Repeat each line exactly as it is written.

--- START Excerpted data ---

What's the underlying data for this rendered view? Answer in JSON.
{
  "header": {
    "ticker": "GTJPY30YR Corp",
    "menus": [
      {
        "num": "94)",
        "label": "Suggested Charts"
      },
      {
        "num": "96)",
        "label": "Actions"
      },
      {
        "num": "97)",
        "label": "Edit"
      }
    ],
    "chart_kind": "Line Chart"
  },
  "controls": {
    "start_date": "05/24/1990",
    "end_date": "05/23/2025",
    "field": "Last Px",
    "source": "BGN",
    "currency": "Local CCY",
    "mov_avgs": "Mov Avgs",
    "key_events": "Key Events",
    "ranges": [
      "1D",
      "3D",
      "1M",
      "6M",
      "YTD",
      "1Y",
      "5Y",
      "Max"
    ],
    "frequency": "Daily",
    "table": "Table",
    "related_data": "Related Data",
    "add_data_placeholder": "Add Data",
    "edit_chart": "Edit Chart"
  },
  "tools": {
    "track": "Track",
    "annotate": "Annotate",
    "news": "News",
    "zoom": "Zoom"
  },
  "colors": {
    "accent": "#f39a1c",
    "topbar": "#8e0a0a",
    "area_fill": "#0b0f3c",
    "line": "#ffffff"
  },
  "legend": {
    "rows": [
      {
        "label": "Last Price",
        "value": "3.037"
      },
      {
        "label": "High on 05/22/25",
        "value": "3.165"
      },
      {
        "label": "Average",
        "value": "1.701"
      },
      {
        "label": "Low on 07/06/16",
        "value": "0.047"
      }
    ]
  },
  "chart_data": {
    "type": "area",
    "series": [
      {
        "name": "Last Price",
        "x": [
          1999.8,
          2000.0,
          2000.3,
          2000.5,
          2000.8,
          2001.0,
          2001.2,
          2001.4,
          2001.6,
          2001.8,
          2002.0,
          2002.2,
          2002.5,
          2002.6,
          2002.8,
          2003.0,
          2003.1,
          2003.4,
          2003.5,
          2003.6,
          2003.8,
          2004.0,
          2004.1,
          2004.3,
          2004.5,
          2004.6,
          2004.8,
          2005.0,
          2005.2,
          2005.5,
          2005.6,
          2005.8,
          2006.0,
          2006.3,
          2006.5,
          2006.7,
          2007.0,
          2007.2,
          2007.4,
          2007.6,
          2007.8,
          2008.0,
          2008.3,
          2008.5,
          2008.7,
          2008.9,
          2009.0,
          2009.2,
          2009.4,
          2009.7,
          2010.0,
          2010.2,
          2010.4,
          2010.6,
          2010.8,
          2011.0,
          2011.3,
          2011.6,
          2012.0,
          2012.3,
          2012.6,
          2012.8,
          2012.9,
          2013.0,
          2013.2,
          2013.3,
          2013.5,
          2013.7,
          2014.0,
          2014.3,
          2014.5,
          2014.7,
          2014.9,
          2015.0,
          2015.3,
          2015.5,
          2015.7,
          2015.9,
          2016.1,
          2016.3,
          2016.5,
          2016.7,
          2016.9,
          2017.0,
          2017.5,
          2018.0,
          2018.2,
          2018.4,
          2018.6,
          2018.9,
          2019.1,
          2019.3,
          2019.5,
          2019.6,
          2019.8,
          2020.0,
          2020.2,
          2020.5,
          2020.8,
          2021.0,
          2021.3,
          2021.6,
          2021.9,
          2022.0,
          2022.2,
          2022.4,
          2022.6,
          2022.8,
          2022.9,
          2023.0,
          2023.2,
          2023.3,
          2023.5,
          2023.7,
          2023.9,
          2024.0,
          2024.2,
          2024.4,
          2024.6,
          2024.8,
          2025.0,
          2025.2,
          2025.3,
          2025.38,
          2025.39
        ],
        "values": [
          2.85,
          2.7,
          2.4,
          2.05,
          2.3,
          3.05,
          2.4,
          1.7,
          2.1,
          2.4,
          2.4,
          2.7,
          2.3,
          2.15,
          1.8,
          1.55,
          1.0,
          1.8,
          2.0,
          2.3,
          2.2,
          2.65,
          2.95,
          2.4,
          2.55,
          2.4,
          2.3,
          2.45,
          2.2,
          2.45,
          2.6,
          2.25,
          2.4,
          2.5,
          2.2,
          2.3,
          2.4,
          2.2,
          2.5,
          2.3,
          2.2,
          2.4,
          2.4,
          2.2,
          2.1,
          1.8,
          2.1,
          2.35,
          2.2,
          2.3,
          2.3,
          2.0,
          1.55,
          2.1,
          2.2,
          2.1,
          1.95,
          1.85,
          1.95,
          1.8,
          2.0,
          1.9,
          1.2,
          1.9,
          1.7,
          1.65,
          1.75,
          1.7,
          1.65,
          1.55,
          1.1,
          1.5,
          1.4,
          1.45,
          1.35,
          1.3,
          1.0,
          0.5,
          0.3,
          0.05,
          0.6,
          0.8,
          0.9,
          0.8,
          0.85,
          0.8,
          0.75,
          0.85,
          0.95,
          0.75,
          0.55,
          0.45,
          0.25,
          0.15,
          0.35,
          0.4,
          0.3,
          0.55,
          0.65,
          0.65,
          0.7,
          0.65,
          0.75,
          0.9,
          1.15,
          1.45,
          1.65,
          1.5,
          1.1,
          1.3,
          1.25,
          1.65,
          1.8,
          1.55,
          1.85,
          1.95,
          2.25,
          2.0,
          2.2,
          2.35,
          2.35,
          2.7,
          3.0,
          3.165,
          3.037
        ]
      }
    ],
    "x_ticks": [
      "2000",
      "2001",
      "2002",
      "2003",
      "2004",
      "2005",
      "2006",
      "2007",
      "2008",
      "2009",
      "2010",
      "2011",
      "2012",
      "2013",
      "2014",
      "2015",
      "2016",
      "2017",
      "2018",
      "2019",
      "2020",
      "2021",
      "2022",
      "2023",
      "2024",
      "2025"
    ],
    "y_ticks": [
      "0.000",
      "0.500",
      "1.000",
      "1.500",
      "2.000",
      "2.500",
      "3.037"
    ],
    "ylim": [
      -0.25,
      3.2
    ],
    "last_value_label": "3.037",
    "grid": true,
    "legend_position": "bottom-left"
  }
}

--- END Excerpted data ---

__Full solution__
What's the underlying data for this rendered view? Answer in JSON.
{
  "header": {
    "ticker": "GTJPY30YR Corp",
    "menus": [
      {
        "num": "94)",
        "label": "Suggested Charts"
      },
      {
        "num": "96)",
        "label": "Actions"
      },
      {
        "num": "97)",
        "label": "Edit"
      }
    ],
    "chart_kind": "Line Chart"
  },
  "controls": {
    "start_date": "05/24/1990",
    "end_date": "05/23/2025",
    "field": "Last Px",
    "source": "BGN",
    "currency": "Local CCY",
    "mov_avgs": "Mov Avgs",
    "key_events": "Key Events",
    "ranges": [
      "1D",
      "3D",
      "1M",
      "6M",
      "YTD",
      "1Y",
      "5Y",
      "Max"
    ],
    "frequency": "Daily",
    "table": "Table",
    "related_data": "Related Data",
    "add_data_placeholder": "Add Data",
    "edit_chart": "Edit Chart"
  },
  "tools": {
    "track": "Track",
    "annotate": "Annotate",
    "news": "News",
    "zoom": "Zoom"
  },
  "colors": {
    "accent": "#f39a1c",
    "topbar": "#8e0a0a",
    "area_fill": "#0b0f3c",
    "line": "#ffffff"
  },
  "legend": {
    "rows": [
      {
        "label": "Last Price",
        "value": "3.037"
      },
      {
        "label": "High on 05/22/25",
        "value": "3.165"
      },
      {
        "label": "Average",
        "value": "1.701"
      },
      {
        "label": "Low on 07/06/16",
        "value": "0.047"
      }
    ]
  },
  "chart_data": {
    "type": "area",
    "series": [
      {
        "name": "Last Price",
        "x": [
          1999.8,
          2000.0,
          2000.3,
          2000.5,
          2000.8,
          2001.0,
          2001.2,
          2001.4,
          2001.6,
          2001.8,
          2002.0,
          2002.2,
          2002.5,
          2002.6,
          2002.8,
          2003.0,
          2003.1,
          2003.4,
          2003.5,
          2003.6,
          2003.8,
          2004.0,
          2004.1,
          2004.3,
          2004.5,
          2004.6,
          2004.8,
          2005.0,
          2005.2,
          2005.5,
          2005.6,
          2005.8,
          2006.0,
          2006.3,
          2006.5,
          2006.7,
          2007.0,
          2007.2,
          2007.4,
          2007.6,
          2007.8,
          2008.0,
          2008.3,
          2008.5,
          2008.7,
          2008.9,
          2009.0,
          2009.2,
          2009.4,
          2009.7,
          2010.0,
          2010.2,
          2010.4,
          2010.6,
          2010.8,
          2011.0,
          2011.3,
          2011.6,
          2012.0,
          2012.3,
          2012.6,
          2012.8,
          2012.9,
          2013.0,
          2013.2,
          2013.3,
          2013.5,
          2013.7,
          2014.0,
          2014.3,
          2014.5,
          2014.7,
          2014.9,
          2015.0,
          2015.3,
          2015.5,
          2015.7,
          2015.9,
          2016.1,
          2016.3,
          2016.5,
          2016.7,
          2016.9,
          2017.0,
          2017.5,
          2018.0,
          2018.2,
          2018.4,
          2018.6,
          2018.9,
          2019.1,
          2019.3,
          2019.5,
          2019.6,
          2019.8,
          2020.0,
          2020.2,
          2020.5,
          2020.8,
          2021.0,
          2021.3,
          2021.6,
          2021.9,
          2022.0,
          2022.2,
          2022.4,
          2022.6,
          2022.8,
          2022.9,
          2023.0,
          2023.2,
          2023.3,
          2023.5,
          2023.7,
          2023.9,
          2024.0,
          2024.2,
          2024.4,
          2024.6,
          2024.8,
          2025.0,
          2025.2,
          2025.3,
          2025.38,
          2025.39
        ],
        "values": [
          2.85,
          2.7,
          2.4,
          2.05,
          2.3,
          3.05,
          2.4,
          1.7,
          2.1,
          2.4,
          2.4,
          2.7,
          2.3,
          2.15,
          1.8,
          1.55,
          1.0,
          1.8,
          2.0,
          2.3,
          2.2,
          2.65,
          2.95,
          2.4,
          2.55,
          2.4,
          2.3,
          2.45,
          2.2,
          2.45,
          2.6,
          2.25,
          2.4,
          2.5,
          2.2,
          2.3,
          2.4,
          2.2,
          2.5,
          2.3,
          2.2,
          2.4,
          2.4,
          2.2,
          2.1,
          1.8,
          2.1,
          2.35,
          2.2,
          2.3,
          2.3,
          2.0,
          1.55,
          2.1,
          2.2,
          2.1,
          1.95,
          1.85,
          1.95,
          1.8,
          2.0,
          1.9,
          1.2,
          1.9,
          1.7,
          1.65,
          1.75,
          1.7,
          1.65,
          1.55,
          1.1,
          1.5,
          1.4,
          1.45,
          1.35,
          1.3,
          1.0,
          0.5,
          0.3,
          0.05,
          0.6,
          0.8,
          0.9,
          0.8,
          0.85,
          0.8,
          0.75,
          0.85,
          0.95,
          0.75,
          0.55,
          0.45,
          0.25,
          0.15,
          0.35,
          0.4,
          0.3,
          0.55,
          0.65,
          0.65,
          0.7,
          0.65,
          0.75,
          0.9,
          1.15,
          1.45,
          1.65,
          1.5,
          1.1,
          1.3,
          1.25,
          1.65,
          1.8,
          1.55,
          1.85,
          1.95,
          2.25,
          2.0,
          2.2,
          2.35,
          2.35,
          2.7,
          3.0,
          3.165,
          3.037
        ]
      }
    ],
    "x_ticks": [
      "2000",
      "2001",
      "2002",
      "2003",
      "2004",
      "2005",
      "2006",
      "2007",
      "2008",
      "2009",
      "2010",
      "2011",
      "2012",
      "2013",
      "2014",
      "2015",
      "2016",
      "2017",
      "2018",
      "2019",
      "2020",
      "2021",
      "2022",
      "2023",
      "2024",
      "2025"
    ],
    "y_ticks": [
      "0.000",
      "0.500",
      "1.000",
      "1.500",
      "2.000",
      "2.500",
      "3.037"
    ],
    "ylim": [
      -0.25,
      3.2
    ],
    "last_value_label": "3.037",
    "grid": true,
    "legend_position": "bottom-left"
  }
}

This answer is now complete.